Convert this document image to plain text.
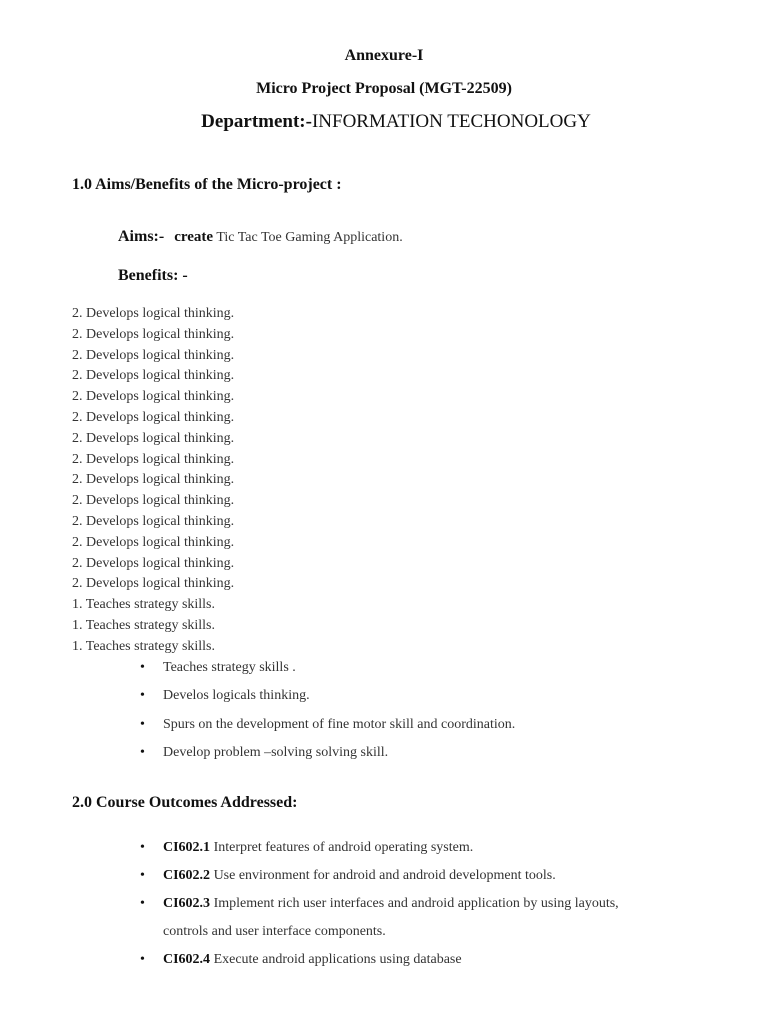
Annexure-I
Micro Project Proposal (MGT-22509)
Department:-INFORMATION TECHONOLOGY
1.0 Aims/Benefits of the Micro-project :
Aims:- create Tic Tac Toe Gaming Application.
Benefits: -
2. Develops logical thinking.
2. Develops logical thinking.
2. Develops logical thinking.
2. Develops logical thinking.
2. Develops logical thinking.
2. Develops logical thinking.
2. Develops logical thinking.
2. Develops logical thinking.
2. Develops logical thinking.
2. Develops logical thinking.
2. Develops logical thinking.
2. Develops logical thinking.
2. Develops logical thinking.
2. Develops logical thinking.
1. Teaches strategy skills.
1. Teaches strategy skills.
1. Teaches strategy skills.
• Teaches strategy skills .
• Develos logicals thinking.
• Spurs on the development of fine motor skill and coordination.
• Develop problem –solving solving skill.
2.0 Course Outcomes Addressed:
• CI602.1 Interpret features of android operating system.
• CI602.2 Use environment for android and android development tools.
• CI602.3 Implement rich user interfaces and android application by using layouts,
controls and user interface components.
• CI602.4 Execute android applications using database
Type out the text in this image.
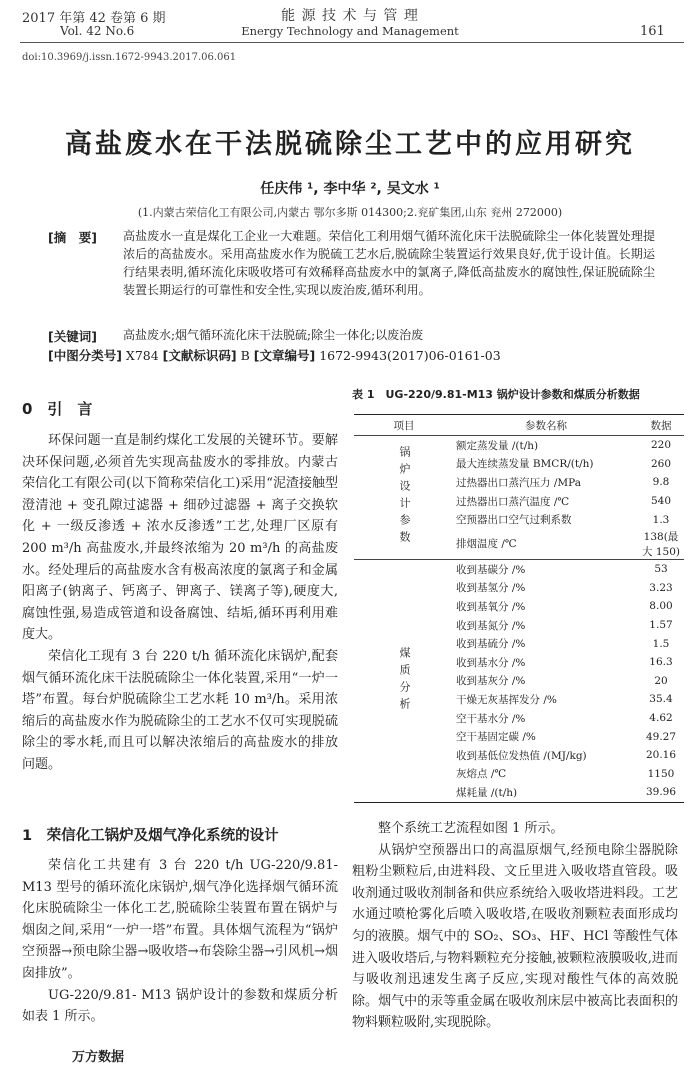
2017 年第 42 卷第 6 期
Vol. 42 No.6
能 源 技 术 与 管 理
Energy Technology and Management	161
doi:10.3969/j.issn.1672-9943.2017.06.061
高盐废水在干法脱硫除尘工艺中的应用研究
任庆伟 ¹, 李中华 ², 吴文水 ¹
(1.内蒙古荣信化工有限公司,内蒙古 鄂尔多斯 014300;2.兖矿集团,山东 兖州 272000)
[摘　要] 高盐废水一直是煤化工企业一大难题。荣信化工利用烟气循环流化床干法脱硫除尘一体化装置处理提浓后的高盐废水。采用高盐废水作为脱硫工艺水后,脱硫除尘装置运行效果良好,优于设计值。长期运行结果表明,循环流化床吸收塔可有效稀释高盐废水中的氯离子,降低高盐废水的腐蚀性,保证脱硫除尘装置长期运行的可靠性和安全性,实现以废治废,循环利用。
[关键词] 高盐废水;烟气循环流化床干法脱硫;除尘一体化;以废治废
[中图分类号] X784 [文献标识码] B [文章编号] 1672-9943(2017)06-0161-03
0　引　言

环保问题一直是制约煤化工发展的关键环节。要解决环保问题,必须首先实现高盐废水的零排放。内蒙古荣信化工有限公司(以下简称荣信化工)采用“泥渣接触型澄清池 + 变孔隙过滤器 + 细砂过滤器 + 离子交换软化 + 一级反渗透 + 浓水反渗透”工艺,处理厂区原有 200 m³/h 高盐废水,并最终浓缩为 20 m³/h 的高盐废水。经处理后的高盐废水含有极高浓度的氯离子和金属阳离子(钠离子、钙离子、钾离子、镁离子等),硬度大,腐蚀性强,易造成管道和设备腐蚀、结垢,循环再利用难度大。

荣信化工现有 3 台 220 t/h 循环流化床锅炉,配套烟气循环流化床干法脱硫除尘一体化装置,采用“一炉一塔”布置。每台炉脱硫除尘工艺水耗 10 m³/h。采用浓缩后的高盐废水作为脱硫除尘的工艺水不仅可实现脱硫除尘的零水耗,而且可以解决浓缩后的高盐废水的排放问题。

1　荣信化工锅炉及烟气净化系统的设计

荣信化工共建有 3 台 220 t/h UG-220/9.81-M13 型号的循环流化床锅炉,烟气净化选择烟气循环流化床脱硫除尘一体化工艺,脱硫除尘装置布置在锅炉与烟囱之间,采用“一炉一塔”布置。具体烟气流程为“锅炉空预器→预电除尘器→吸收塔→布袋除尘器→引风机→烟囱排放”。

UG-220/9.81- M13 锅炉设计的参数和煤质分析如表 1 所示。

万方数据
表 1　UG-220/9.81-M13 锅炉设计参数和煤质分析数据
项目	参数名称	数据
锅炉设计参数	额定蒸发量 /(t/h)	220
	最大连续蒸发量 BMCR/(t/h)	260
	过热器出口蒸汽压力 /MPa	9.8
	过热器出口蒸汽温度 /℃	540
	空预器出口空气过剩系数	1.3
	排烟温度 /℃	138(最大 150)
煤质分析	收到基碳分 /%	53
	收到基氢分 /%	3.23
	收到基氧分 /%	8.00
	收到基氮分 /%	1.57
	收到基硫分 /%	1.5
	收到基水分 /%	16.3
	收到基灰分 /%	20
	干燥无灰基挥发分 /%	35.4
	空干基水分 /%	4.62
	空干基固定碳 /%	49.27
	收到基低位发热值 /(MJ/kg)	20.16
	灰熔点 /℃	1150
	煤耗量 /(t/h)	39.96

整个系统工艺流程如图 1 所示。

从锅炉空预器出口的高温原烟气,经预电除尘器脱除粗粉尘颗粒后,由进料段、文丘里进入吸收塔直管段。吸收剂通过吸收剂制备和供应系统给入吸收塔进料段。工艺水通过喷枪雾化后喷入吸收塔,在吸收剂颗粒表面形成均匀的液膜。烟气中的 SO₂、SO₃、HF、HCl 等酸性气体进入吸收塔后,与物料颗粒充分接触,被颗粒液膜吸收,进而与吸收剂迅速发生离子反应,实现对酸性气体的高效脱除。烟气中的汞等重金属在吸收剂床层中被高比表面积的物料颗粒吸附,实现脱除。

==*==

=== Written instruction ===
Give an exact reproduction of every line, leaving out any picture.

=== Solution to this task ===
Convert this document image to plain text.
Annexure-I
Micro Project Proposal (MGT-22509)
Department:-INFORMATION TECHONOLOGY
1.0 Aims/Benefits of the Micro-project :
Aims:- create Tic Tac Toe Gaming Application.
Benefits: -
2. Develops logical thinking.
2. Develops logical thinking.
2. Develops logical thinking.
2. Develops logical thinking.
2. Develops logical thinking.
2. Develops logical thinking.
2. Develops logical thinking.
2. Develops logical thinking.
2. Develops logical thinking.
2. Develops logical thinking.
2. Develops logical thinking.
2. Develops logical thinking.
2. Develops logical thinking.
2. Develops logical thinking.
1. Teaches strategy skills.
1. Teaches strategy skills.
1. Teaches strategy skills.
• Teaches strategy skills .
• Develos logicals thinking.
• Spurs on the development of fine motor skill and coordination.
• Develop problem –solving solving skill.
2.0 Course Outcomes Addressed:
• CI602.1 Interpret features of android operating system.
• CI602.2 Use environment for android and android development tools.
• CI602.3 Implement rich user interfaces and android application by using layouts,
controls and user interface components.
• CI602.4 Execute android applications using database
Type out the text in this image.
2017 年第 42 卷第 6 期
Vol. 42 No.6
能 源 技 术 与 管 理
Energy Technology and Management	161
doi:10.3969/j.issn.1672-9943.2017.06.061
高盐废水在干法脱硫除尘工艺中的应用研究
任庆伟 ¹, 李中华 ², 吴文水 ¹
(1.内蒙古荣信化工有限公司,内蒙古 鄂尔多斯 014300;2.兖矿集团,山东 兖州 272000)
[摘　要] 高盐废水一直是煤化工企业一大难题。荣信化工利用烟气循环流化床干法脱硫除尘一体化装置处理提浓后的高盐废水。采用高盐废水作为脱硫工艺水后,脱硫除尘装置运行效果良好,优于设计值。长期运行结果表明,循环流化床吸收塔可有效稀释高盐废水中的氯离子,降低高盐废水的腐蚀性,保证脱硫除尘装置长期运行的可靠性和安全性,实现以废治废,循环利用。
[关键词] 高盐废水;烟气循环流化床干法脱硫;除尘一体化;以废治废
[中图分类号] X784 [文献标识码] B [文章编号] 1672-9943(2017)06-0161-03
0　引　言

环保问题一直是制约煤化工发展的关键环节。要解决环保问题,必须首先实现高盐废水的零排放。内蒙古荣信化工有限公司(以下简称荣信化工)采用“泥渣接触型澄清池 + 变孔隙过滤器 + 细砂过滤器 + 离子交换软化 + 一级反渗透 + 浓水反渗透”工艺,处理厂区原有 200 m³/h 高盐废水,并最终浓缩为 20 m³/h 的高盐废水。经处理后的高盐废水含有极高浓度的氯离子和金属阳离子(钠离子、钙离子、钾离子、镁离子等),硬度大,腐蚀性强,易造成管道和设备腐蚀、结垢,循环再利用难度大。

荣信化工现有 3 台 220 t/h 循环流化床锅炉,配套烟气循环流化床干法脱硫除尘一体化装置,采用“一炉一塔”布置。每台炉脱硫除尘工艺水耗 10 m³/h。采用浓缩后的高盐废水作为脱硫除尘的工艺水不仅可实现脱硫除尘的零水耗,而且可以解决浓缩后的高盐废水的排放问题。

1　荣信化工锅炉及烟气净化系统的设计

荣信化工共建有 3 台 220 t/h UG-220/9.81-M13 型号的循环流化床锅炉,烟气净化选择烟气循环流化床脱硫除尘一体化工艺,脱硫除尘装置布置在锅炉与烟囱之间,采用“一炉一塔”布置。具体烟气流程为“锅炉空预器→预电除尘器→吸收塔→布袋除尘器→引风机→烟囱排放”。

UG-220/9.81- M13 锅炉设计的参数和煤质分析如表 1 所示。

万方数据
表 1　UG-220/9.81-M13 锅炉设计参数和煤质分析数据
项目	参数名称	数据
锅炉设计参数	额定蒸发量 /(t/h)	220
	最大连续蒸发量 BMCR/(t/h)	260
	过热器出口蒸汽压力 /MPa	9.8
	过热器出口蒸汽温度 /℃	540
	空预器出口空气过剩系数	1.3
	排烟温度 /℃	138(最大 150)
煤质分析	收到基碳分 /%	53
	收到基氢分 /%	3.23
	收到基氧分 /%	8.00
	收到基氮分 /%	1.57
	收到基硫分 /%	1.5
	收到基水分 /%	16.3
	收到基灰分 /%	20
	干燥无灰基挥发分 /%	35.4
	空干基水分 /%	4.62
	空干基固定碳 /%	49.27
	收到基低位发热值 /(MJ/kg)	20.16
	灰熔点 /℃	1150
	煤耗量 /(t/h)	39.96

整个系统工艺流程如图 1 所示。

从锅炉空预器出口的高温原烟气,经预电除尘器脱除粗粉尘颗粒后,由进料段、文丘里进入吸收塔直管段。吸收剂通过吸收剂制备和供应系统给入吸收塔进料段。工艺水通过喷枪雾化后喷入吸收塔,在吸收剂颗粒表面形成均匀的液膜。烟气中的 SO₂、SO₃、HF、HCl 等酸性气体进入吸收塔后,与物料颗粒充分接触,被颗粒液膜吸收,进而与吸收剂迅速发生离子反应,实现对酸性气体的高效脱除。烟气中的汞等重金属在吸收剂床层中被高比表面积的物料颗粒吸附,实现脱除。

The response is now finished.